*Brano fornito:*
E qui sta la contraddizione centrale. Ongwen ha partecipato alle azioni più atroci della LRA, ha ordinato l’esecuzione di massacri (come quello di Makombo, Nord-Est della Repubblica Democratica del Congo del dicembre 2009), ha ucciso, stuprato, mutilato egli stesso centinaia, forse migliaia, di persone innocenti. Ma, come sottolineano i capi religiosi della popolazione Acholi, in un loro comunicato emesso dopo la cattura di Ongwen, la domanda che tutti dobbiamo porci in primo luogo è: “Come è finito Dominic Ognwen nelle mani dell’LRA?”.
Un interrogativo, apparentemente banale, che però evidenzia un fatto e una risposta dirompenti: l’uomo di 35 anni che è oggi Ongwen resta in fondo il prodotto di una violenza “a priori”, l’evoluzione tragica e contraddittoria di quello che era un bambino innocente, rapito e addestrato ad uccidere.
Nel documentario Kevin – will my people find peace? una giovane giornalista ugandese, Kevin Doris Ejon, raccoglie le storie di giovani che, come Ongwen, sono stati rapiti, e che dopo molti anni passati nella foresta, in condizioni di vita disumane, compiendo essi stessi azioni efferate, sono riusciti, spesso in maniera rocambolesca, a fuggire dall’LRA e a tornare a casa.

*Problema:* Cita parola per parola la parte del brano su Ongwen che comincia con “Un interrogativo, apparentemente” e finisce dopo “addestrato ad uccidere.”.

*Dati forniti:*
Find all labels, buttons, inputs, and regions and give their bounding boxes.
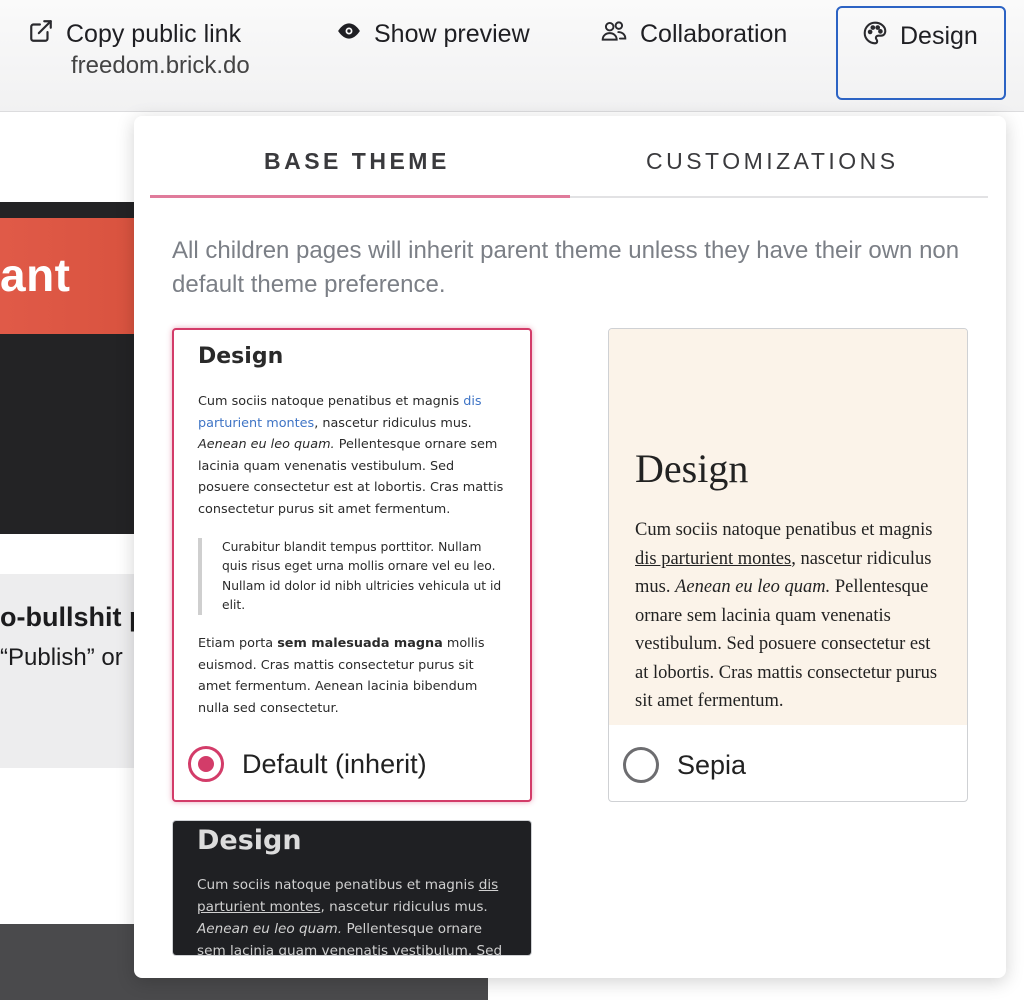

*Soluzione:*
Un interrogativo, apparentemente banale, che però evidenzia un fatto e una risposta dirompenti: l’uomo di 35 anni che è oggi Ongwen resta in fondo il prodotto di una violenza “a priori”, l’evoluzione tragica e contraddittoria di quello che era un bambino innocente, rapito e addestrato ad uccidere.